Begin
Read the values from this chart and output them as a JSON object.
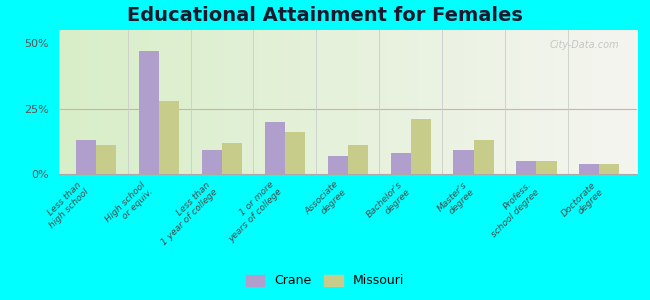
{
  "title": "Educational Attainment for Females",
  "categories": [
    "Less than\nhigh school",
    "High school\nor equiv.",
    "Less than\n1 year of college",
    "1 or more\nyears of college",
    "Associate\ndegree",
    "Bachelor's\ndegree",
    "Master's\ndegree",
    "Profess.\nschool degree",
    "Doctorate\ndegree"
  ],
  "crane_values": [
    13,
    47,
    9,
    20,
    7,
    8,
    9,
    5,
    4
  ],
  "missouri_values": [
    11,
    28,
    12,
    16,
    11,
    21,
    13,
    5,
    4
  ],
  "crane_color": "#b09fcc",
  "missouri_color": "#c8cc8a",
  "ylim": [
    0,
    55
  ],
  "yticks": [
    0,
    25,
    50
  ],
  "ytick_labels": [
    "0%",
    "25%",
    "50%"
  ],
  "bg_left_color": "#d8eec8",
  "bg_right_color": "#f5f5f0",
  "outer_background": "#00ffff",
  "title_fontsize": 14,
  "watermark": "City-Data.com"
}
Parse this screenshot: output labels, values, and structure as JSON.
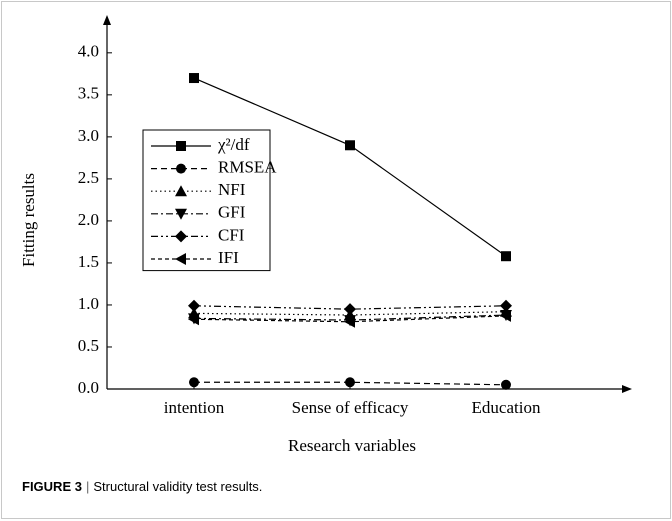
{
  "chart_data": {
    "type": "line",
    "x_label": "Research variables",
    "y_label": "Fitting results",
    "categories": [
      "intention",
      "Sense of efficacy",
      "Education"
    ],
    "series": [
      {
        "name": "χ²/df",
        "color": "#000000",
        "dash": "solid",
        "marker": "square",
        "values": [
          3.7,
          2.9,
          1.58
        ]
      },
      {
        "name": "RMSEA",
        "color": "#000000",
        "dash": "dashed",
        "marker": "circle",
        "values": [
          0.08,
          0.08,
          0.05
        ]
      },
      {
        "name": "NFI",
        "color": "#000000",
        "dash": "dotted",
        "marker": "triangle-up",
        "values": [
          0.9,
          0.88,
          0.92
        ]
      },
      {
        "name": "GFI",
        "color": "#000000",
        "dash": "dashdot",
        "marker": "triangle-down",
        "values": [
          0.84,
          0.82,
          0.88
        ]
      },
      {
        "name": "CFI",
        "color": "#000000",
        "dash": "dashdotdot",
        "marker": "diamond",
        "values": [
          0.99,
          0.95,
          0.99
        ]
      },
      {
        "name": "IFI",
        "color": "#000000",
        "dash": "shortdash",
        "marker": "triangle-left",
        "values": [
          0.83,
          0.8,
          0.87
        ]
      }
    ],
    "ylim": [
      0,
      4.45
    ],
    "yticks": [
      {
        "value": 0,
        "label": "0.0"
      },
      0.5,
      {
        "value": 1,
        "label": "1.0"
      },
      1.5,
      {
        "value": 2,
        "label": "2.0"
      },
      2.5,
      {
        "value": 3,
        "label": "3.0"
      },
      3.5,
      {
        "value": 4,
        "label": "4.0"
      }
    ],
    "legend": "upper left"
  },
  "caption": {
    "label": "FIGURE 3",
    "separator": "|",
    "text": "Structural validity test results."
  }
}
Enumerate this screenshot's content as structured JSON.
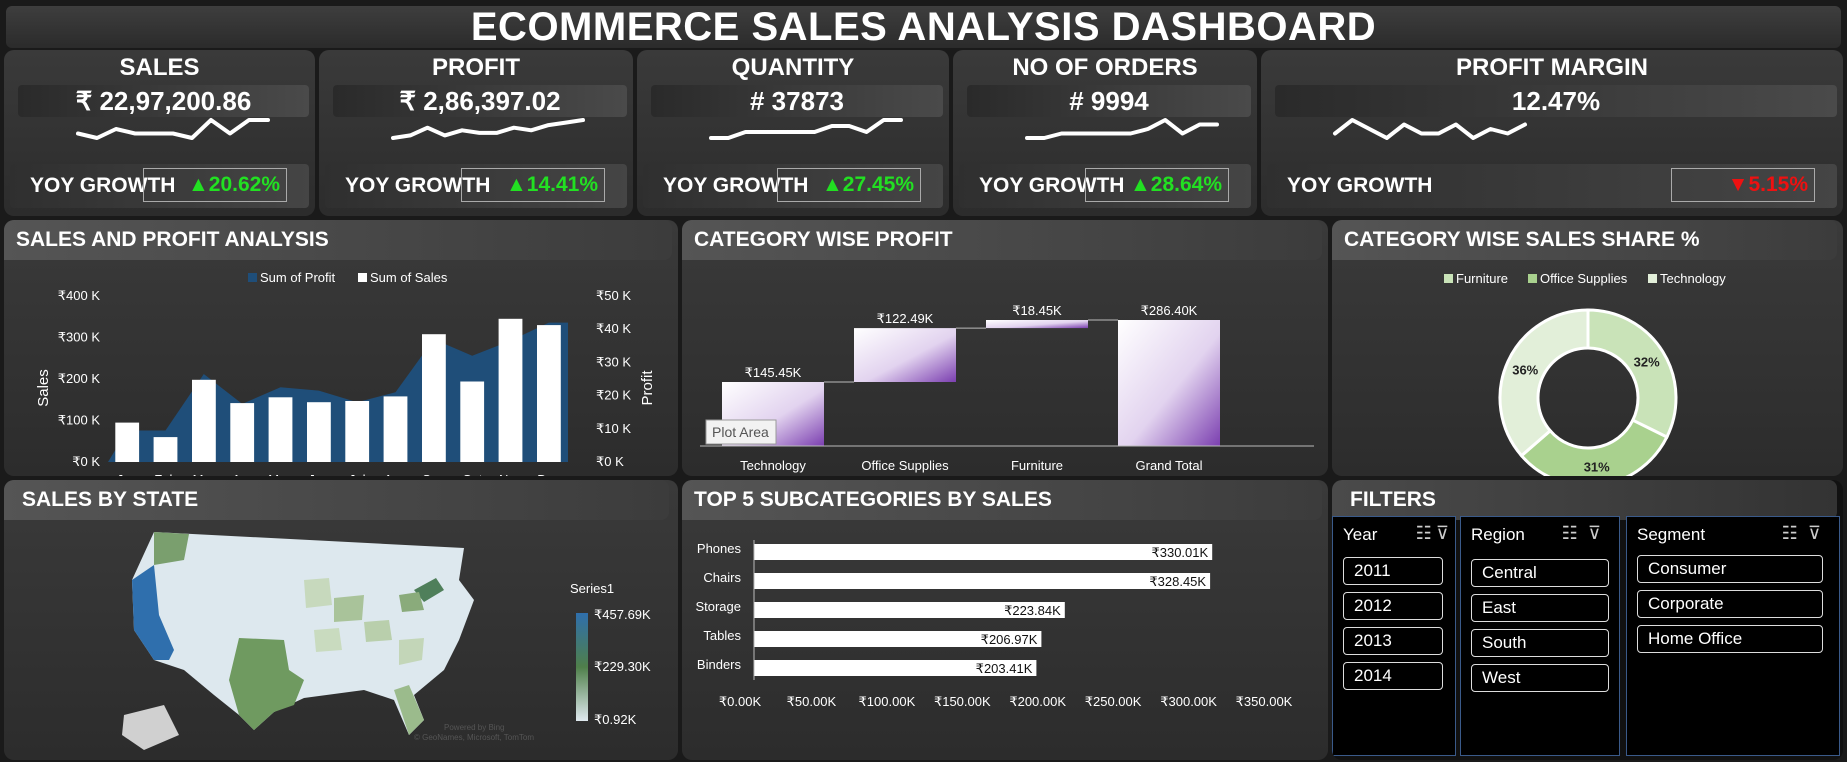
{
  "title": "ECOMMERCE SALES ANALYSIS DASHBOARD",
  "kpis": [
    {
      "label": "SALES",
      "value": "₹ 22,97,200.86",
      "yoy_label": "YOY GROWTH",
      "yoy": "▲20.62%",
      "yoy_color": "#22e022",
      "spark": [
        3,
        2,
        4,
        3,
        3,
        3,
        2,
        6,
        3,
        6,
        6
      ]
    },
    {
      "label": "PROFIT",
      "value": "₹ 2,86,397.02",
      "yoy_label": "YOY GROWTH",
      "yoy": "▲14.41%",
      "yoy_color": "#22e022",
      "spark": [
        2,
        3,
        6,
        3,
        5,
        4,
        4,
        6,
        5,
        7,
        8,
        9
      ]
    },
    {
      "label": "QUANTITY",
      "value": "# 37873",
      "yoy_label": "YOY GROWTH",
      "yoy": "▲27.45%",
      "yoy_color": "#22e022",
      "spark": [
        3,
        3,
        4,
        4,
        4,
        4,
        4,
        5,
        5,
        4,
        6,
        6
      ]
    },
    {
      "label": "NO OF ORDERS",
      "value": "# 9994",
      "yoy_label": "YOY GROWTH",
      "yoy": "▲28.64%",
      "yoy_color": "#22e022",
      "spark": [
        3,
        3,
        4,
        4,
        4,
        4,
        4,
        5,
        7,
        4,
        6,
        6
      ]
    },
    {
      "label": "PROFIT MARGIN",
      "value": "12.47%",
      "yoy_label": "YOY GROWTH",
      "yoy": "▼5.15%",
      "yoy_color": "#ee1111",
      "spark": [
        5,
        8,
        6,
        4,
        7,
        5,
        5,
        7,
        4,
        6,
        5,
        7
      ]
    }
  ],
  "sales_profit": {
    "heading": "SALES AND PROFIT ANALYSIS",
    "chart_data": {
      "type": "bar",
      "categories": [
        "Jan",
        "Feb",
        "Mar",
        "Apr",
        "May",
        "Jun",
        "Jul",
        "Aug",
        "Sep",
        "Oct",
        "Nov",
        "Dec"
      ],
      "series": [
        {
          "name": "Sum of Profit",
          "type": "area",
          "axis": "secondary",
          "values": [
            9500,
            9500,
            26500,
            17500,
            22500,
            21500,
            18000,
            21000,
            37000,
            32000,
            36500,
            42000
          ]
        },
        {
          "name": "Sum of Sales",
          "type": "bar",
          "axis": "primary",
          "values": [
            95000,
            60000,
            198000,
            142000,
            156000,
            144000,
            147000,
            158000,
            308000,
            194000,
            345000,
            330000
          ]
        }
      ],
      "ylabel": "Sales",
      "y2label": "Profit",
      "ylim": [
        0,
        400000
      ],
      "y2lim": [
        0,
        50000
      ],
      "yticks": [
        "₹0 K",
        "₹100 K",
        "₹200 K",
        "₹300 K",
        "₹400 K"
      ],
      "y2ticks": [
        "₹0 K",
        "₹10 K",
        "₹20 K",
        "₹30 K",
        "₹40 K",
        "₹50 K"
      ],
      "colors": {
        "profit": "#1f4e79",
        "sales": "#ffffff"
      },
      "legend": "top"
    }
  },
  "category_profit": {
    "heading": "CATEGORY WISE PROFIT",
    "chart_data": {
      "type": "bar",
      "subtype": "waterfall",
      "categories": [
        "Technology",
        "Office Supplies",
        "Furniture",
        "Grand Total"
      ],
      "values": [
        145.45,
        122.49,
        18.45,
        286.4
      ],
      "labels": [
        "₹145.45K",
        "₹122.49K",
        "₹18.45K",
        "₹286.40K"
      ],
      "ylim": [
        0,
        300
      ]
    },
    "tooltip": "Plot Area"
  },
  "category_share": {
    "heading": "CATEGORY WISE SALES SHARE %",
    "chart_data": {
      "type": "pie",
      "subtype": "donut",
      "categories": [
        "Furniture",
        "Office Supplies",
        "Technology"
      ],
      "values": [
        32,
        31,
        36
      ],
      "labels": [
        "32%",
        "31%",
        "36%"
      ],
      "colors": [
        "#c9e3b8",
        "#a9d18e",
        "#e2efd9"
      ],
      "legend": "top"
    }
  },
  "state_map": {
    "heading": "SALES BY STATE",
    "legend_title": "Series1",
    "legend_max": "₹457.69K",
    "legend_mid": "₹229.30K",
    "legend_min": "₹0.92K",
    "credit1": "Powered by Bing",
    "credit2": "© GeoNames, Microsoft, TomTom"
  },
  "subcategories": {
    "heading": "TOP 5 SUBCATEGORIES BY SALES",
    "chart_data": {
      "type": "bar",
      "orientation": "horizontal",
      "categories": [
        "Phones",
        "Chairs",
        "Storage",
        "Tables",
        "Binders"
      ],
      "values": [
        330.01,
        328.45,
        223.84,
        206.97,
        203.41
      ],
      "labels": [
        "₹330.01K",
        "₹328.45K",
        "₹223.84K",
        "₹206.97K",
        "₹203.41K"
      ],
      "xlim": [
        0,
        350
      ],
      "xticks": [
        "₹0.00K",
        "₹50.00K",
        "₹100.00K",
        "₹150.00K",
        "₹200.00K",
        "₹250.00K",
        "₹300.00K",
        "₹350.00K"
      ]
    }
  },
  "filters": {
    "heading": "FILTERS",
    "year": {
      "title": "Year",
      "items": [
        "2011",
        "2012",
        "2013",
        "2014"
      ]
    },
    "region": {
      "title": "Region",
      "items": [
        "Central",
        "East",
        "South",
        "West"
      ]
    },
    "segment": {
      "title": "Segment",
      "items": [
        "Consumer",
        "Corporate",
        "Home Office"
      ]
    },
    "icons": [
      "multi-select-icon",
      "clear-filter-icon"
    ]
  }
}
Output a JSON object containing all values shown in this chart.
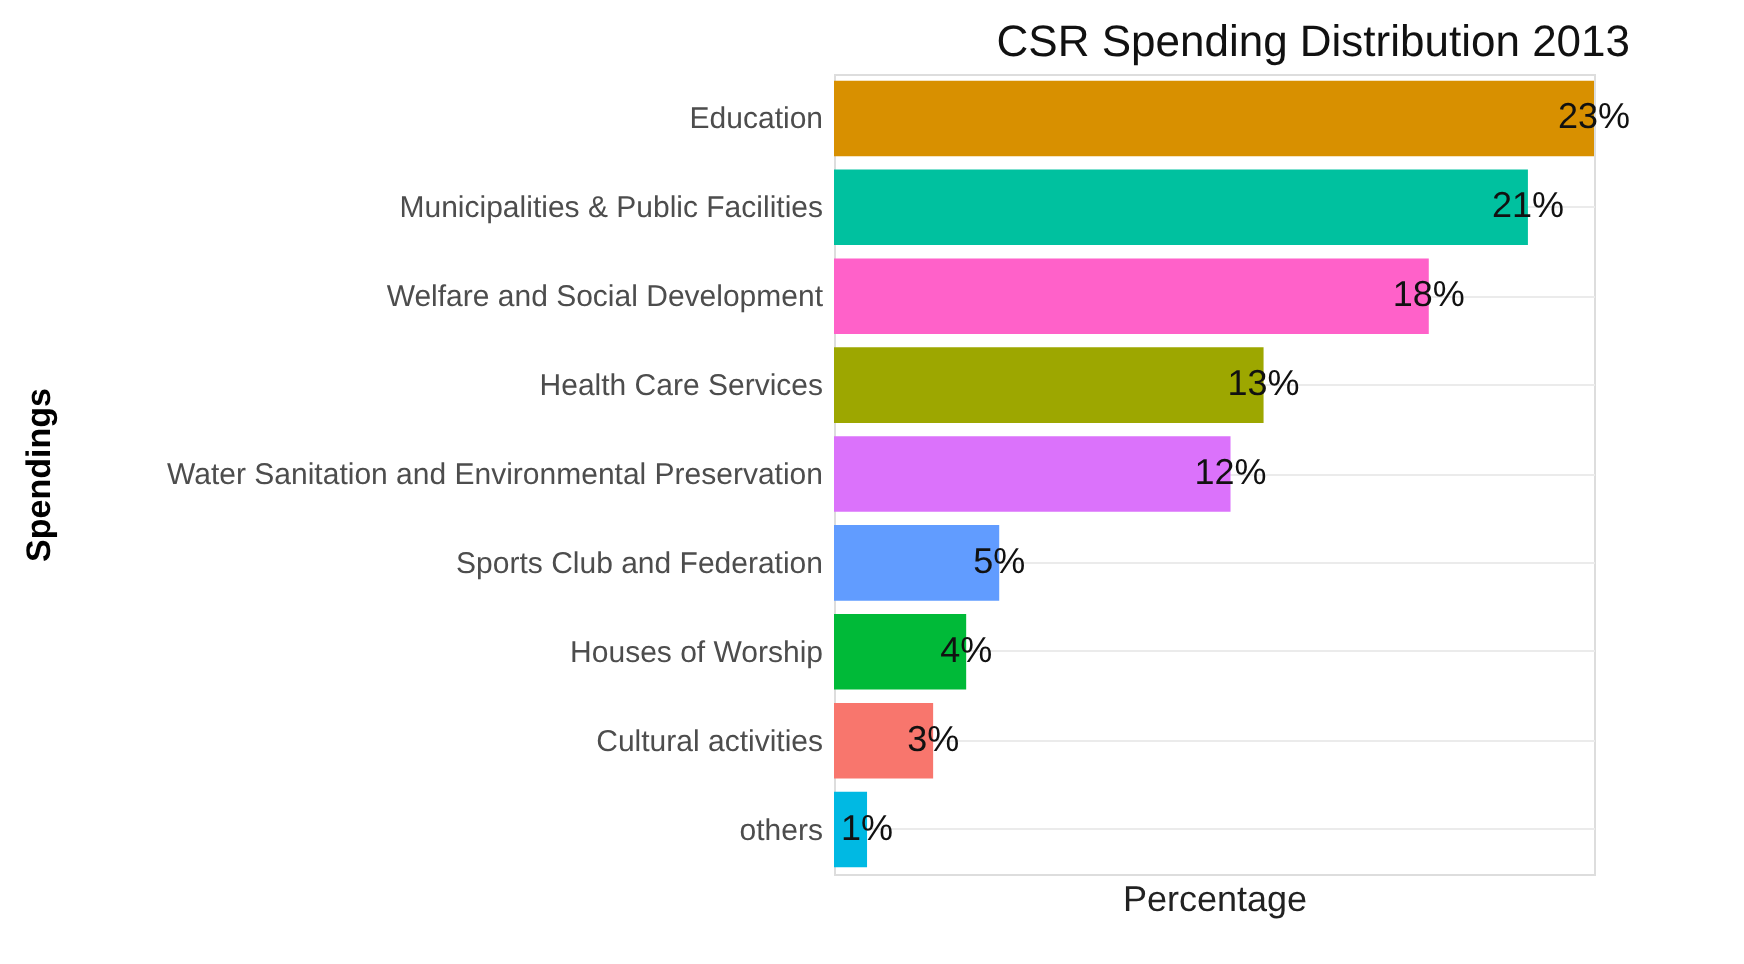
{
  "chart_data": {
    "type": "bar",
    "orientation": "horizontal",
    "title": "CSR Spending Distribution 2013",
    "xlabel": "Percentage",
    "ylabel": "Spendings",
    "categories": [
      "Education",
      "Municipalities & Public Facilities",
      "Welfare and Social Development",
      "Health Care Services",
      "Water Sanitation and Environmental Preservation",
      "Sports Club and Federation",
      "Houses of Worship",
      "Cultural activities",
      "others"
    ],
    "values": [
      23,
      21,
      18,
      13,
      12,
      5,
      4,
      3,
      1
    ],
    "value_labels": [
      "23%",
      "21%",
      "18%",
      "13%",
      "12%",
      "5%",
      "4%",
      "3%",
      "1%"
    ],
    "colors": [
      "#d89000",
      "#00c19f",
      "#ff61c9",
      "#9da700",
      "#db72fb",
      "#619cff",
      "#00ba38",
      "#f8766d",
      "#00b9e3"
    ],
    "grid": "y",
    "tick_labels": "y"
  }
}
End
§ **STATED TASK**
Write out every line of the listing that holds the word "college".

§ **ANSWER TO THIS TASK**
    "Less than\n1 year of college",
    "1 or more\nyears of college",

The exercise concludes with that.